--- BEGIN SUPPLIED RECORDS ---

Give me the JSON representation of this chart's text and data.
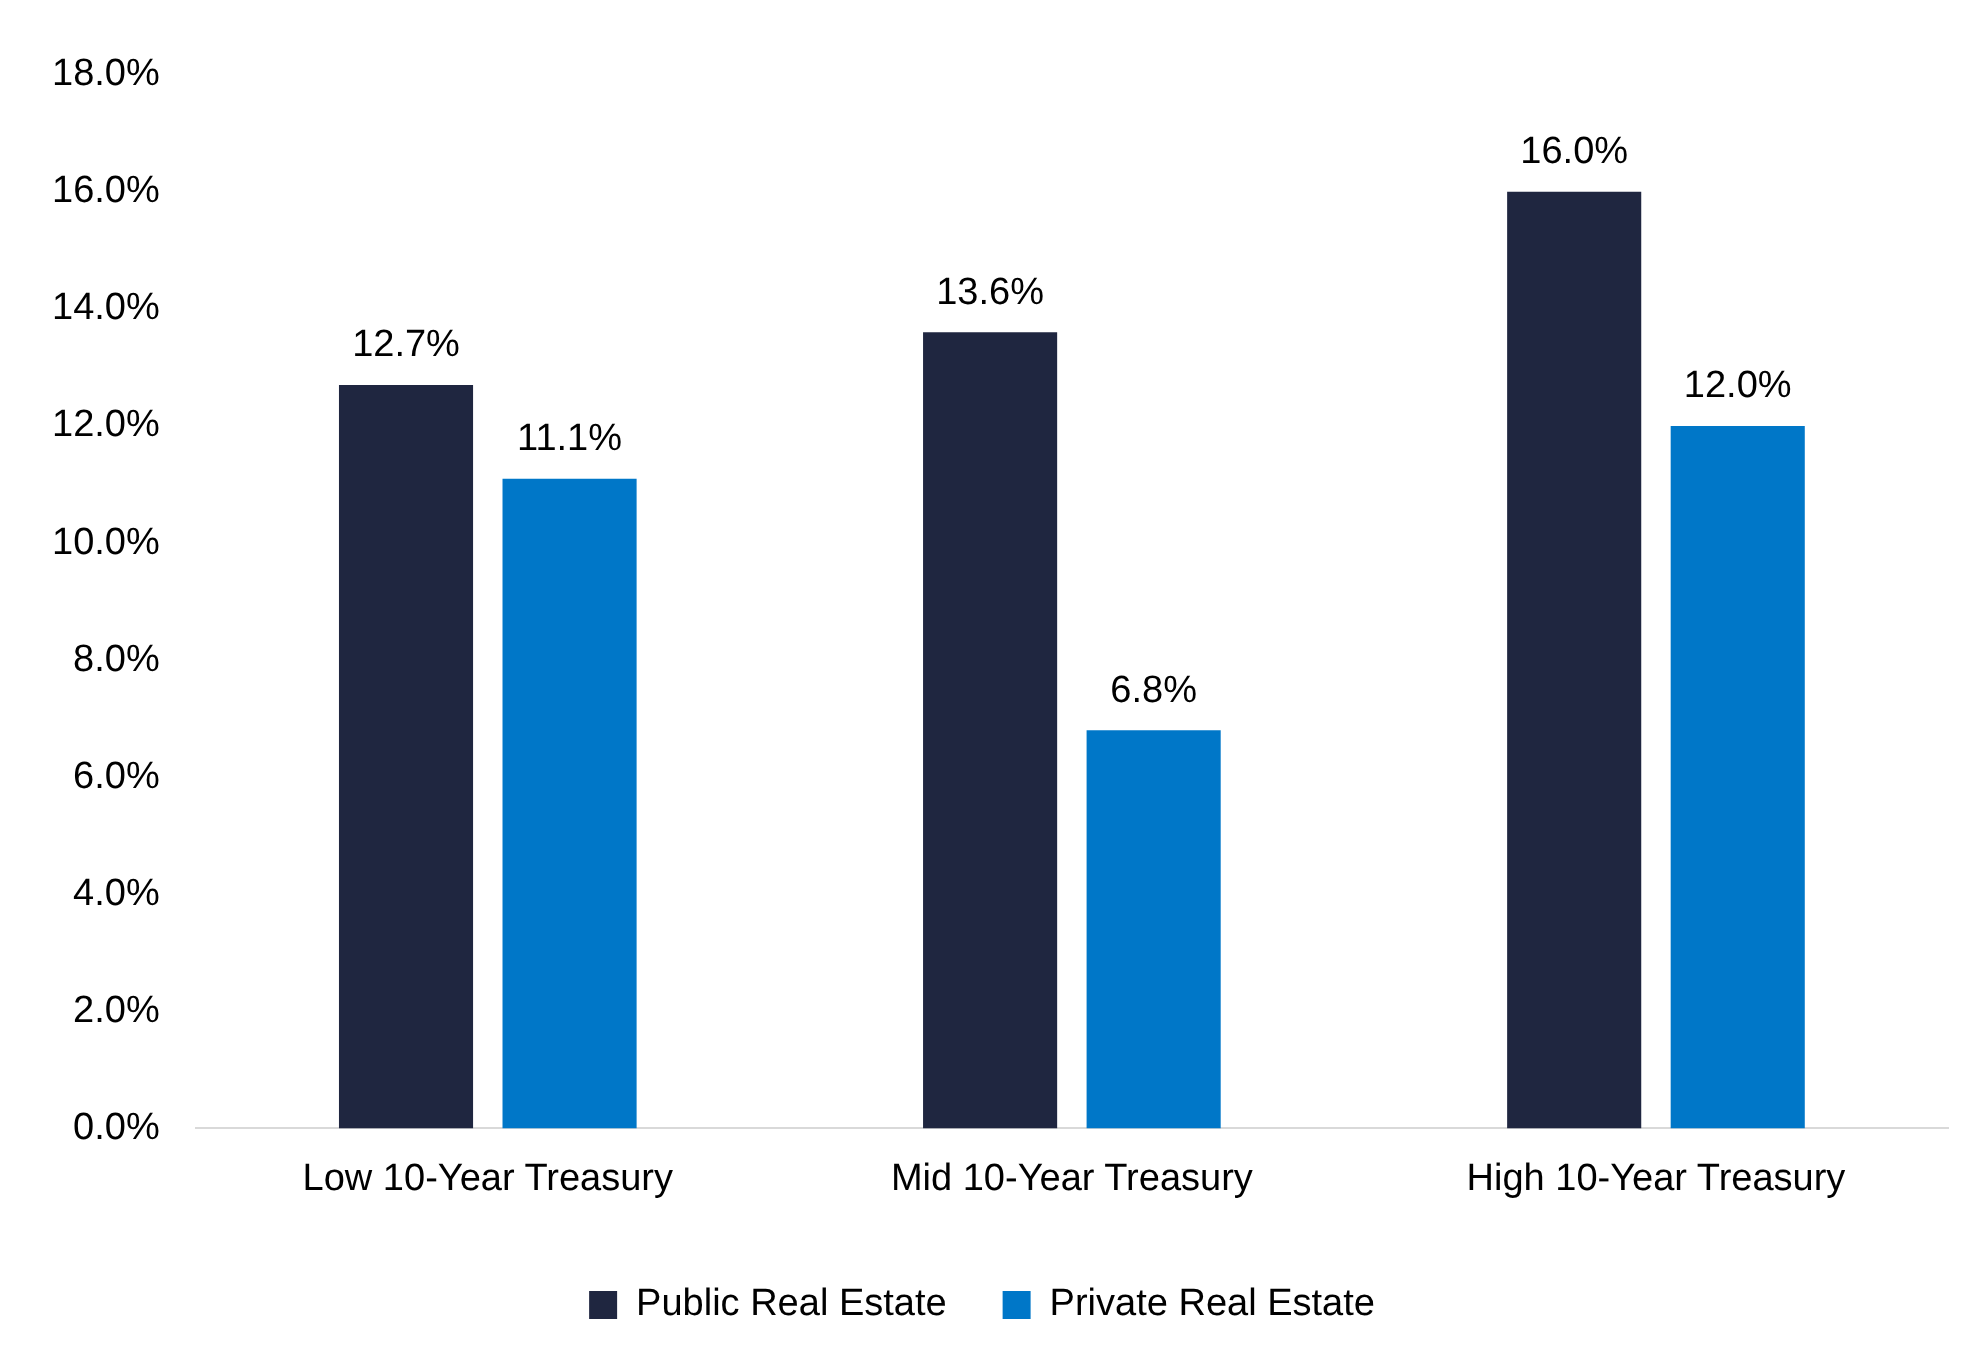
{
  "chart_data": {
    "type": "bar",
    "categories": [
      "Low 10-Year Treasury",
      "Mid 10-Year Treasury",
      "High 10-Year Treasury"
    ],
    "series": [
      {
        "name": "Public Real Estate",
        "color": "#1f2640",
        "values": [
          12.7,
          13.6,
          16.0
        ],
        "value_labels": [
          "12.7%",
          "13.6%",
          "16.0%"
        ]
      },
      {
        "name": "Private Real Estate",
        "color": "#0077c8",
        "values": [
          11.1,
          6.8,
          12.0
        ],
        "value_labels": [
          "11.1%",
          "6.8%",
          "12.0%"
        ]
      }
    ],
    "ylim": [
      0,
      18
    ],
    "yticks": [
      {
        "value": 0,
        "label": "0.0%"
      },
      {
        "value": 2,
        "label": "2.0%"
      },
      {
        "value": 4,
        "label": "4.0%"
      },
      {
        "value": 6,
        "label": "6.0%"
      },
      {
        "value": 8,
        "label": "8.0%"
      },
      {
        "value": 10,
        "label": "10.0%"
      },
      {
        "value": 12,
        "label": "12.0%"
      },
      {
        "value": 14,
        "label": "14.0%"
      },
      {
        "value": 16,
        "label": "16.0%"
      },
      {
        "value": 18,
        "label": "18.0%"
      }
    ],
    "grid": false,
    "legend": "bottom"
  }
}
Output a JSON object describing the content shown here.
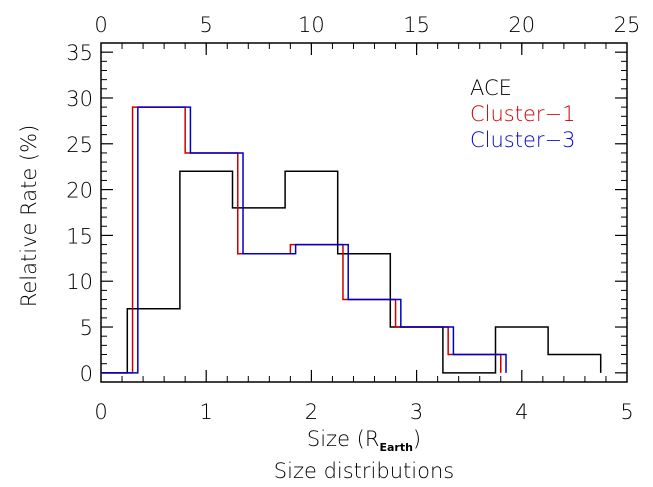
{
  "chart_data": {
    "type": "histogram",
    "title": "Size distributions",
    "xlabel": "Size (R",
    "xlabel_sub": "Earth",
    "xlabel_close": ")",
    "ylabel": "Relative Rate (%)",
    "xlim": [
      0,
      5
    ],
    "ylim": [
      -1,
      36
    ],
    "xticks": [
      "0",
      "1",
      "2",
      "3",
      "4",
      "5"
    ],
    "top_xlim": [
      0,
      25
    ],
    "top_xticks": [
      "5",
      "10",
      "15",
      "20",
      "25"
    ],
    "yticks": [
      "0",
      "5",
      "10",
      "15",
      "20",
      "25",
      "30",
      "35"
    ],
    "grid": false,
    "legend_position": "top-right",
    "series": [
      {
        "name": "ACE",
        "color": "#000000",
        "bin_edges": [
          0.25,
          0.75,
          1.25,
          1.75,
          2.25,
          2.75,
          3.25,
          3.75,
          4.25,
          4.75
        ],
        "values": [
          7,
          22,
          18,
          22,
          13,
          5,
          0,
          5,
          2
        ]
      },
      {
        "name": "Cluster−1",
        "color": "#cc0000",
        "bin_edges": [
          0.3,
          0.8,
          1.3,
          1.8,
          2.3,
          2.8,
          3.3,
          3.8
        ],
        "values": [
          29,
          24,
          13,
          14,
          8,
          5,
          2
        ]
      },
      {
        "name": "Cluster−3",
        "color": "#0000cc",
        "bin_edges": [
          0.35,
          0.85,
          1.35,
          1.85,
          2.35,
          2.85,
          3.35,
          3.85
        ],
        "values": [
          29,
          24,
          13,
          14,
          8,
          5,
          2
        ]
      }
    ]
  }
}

--- END SUPPLIED RECORDS ---

### TASK REQUIREMENTS
Transcribe the records above verbatim. Do not carry over any picture.

### RESULT OF THIS TASK
Give me the JSON representation of this chart's text and data.
{
  "chart_data": {
    "type": "bar",
    "categories": [
      "Low 10-Year Treasury",
      "Mid 10-Year Treasury",
      "High 10-Year Treasury"
    ],
    "series": [
      {
        "name": "Public Real Estate",
        "color": "#1f2640",
        "values": [
          12.7,
          13.6,
          16.0
        ],
        "value_labels": [
          "12.7%",
          "13.6%",
          "16.0%"
        ]
      },
      {
        "name": "Private Real Estate",
        "color": "#0077c8",
        "values": [
          11.1,
          6.8,
          12.0
        ],
        "value_labels": [
          "11.1%",
          "6.8%",
          "12.0%"
        ]
      }
    ],
    "ylim": [
      0,
      18
    ],
    "yticks": [
      {
        "value": 0,
        "label": "0.0%"
      },
      {
        "value": 2,
        "label": "2.0%"
      },
      {
        "value": 4,
        "label": "4.0%"
      },
      {
        "value": 6,
        "label": "6.0%"
      },
      {
        "value": 8,
        "label": "8.0%"
      },
      {
        "value": 10,
        "label": "10.0%"
      },
      {
        "value": 12,
        "label": "12.0%"
      },
      {
        "value": 14,
        "label": "14.0%"
      },
      {
        "value": 16,
        "label": "16.0%"
      },
      {
        "value": 18,
        "label": "18.0%"
      }
    ],
    "grid": false,
    "legend": "bottom"
  }
}
Output a JSON object describing the content shown here.
{
  "chart_data": {
    "type": "histogram",
    "title": "Size distributions",
    "xlabel": "Size (R",
    "xlabel_sub": "Earth",
    "xlabel_close": ")",
    "ylabel": "Relative Rate (%)",
    "xlim": [
      0,
      5
    ],
    "ylim": [
      -1,
      36
    ],
    "xticks": [
      "0",
      "1",
      "2",
      "3",
      "4",
      "5"
    ],
    "top_xlim": [
      0,
      25
    ],
    "top_xticks": [
      "5",
      "10",
      "15",
      "20",
      "25"
    ],
    "yticks": [
      "0",
      "5",
      "10",
      "15",
      "20",
      "25",
      "30",
      "35"
    ],
    "grid": false,
    "legend_position": "top-right",
    "series": [
      {
        "name": "ACE",
        "color": "#000000",
        "bin_edges": [
          0.25,
          0.75,
          1.25,
          1.75,
          2.25,
          2.75,
          3.25,
          3.75,
          4.25,
          4.75
        ],
        "values": [
          7,
          22,
          18,
          22,
          13,
          5,
          0,
          5,
          2
        ]
      },
      {
        "name": "Cluster−1",
        "color": "#cc0000",
        "bin_edges": [
          0.3,
          0.8,
          1.3,
          1.8,
          2.3,
          2.8,
          3.3,
          3.8
        ],
        "values": [
          29,
          24,
          13,
          14,
          8,
          5,
          2
        ]
      },
      {
        "name": "Cluster−3",
        "color": "#0000cc",
        "bin_edges": [
          0.35,
          0.85,
          1.35,
          1.85,
          2.35,
          2.85,
          3.35,
          3.85
        ],
        "values": [
          29,
          24,
          13,
          14,
          8,
          5,
          2
        ]
      }
    ]
  }
}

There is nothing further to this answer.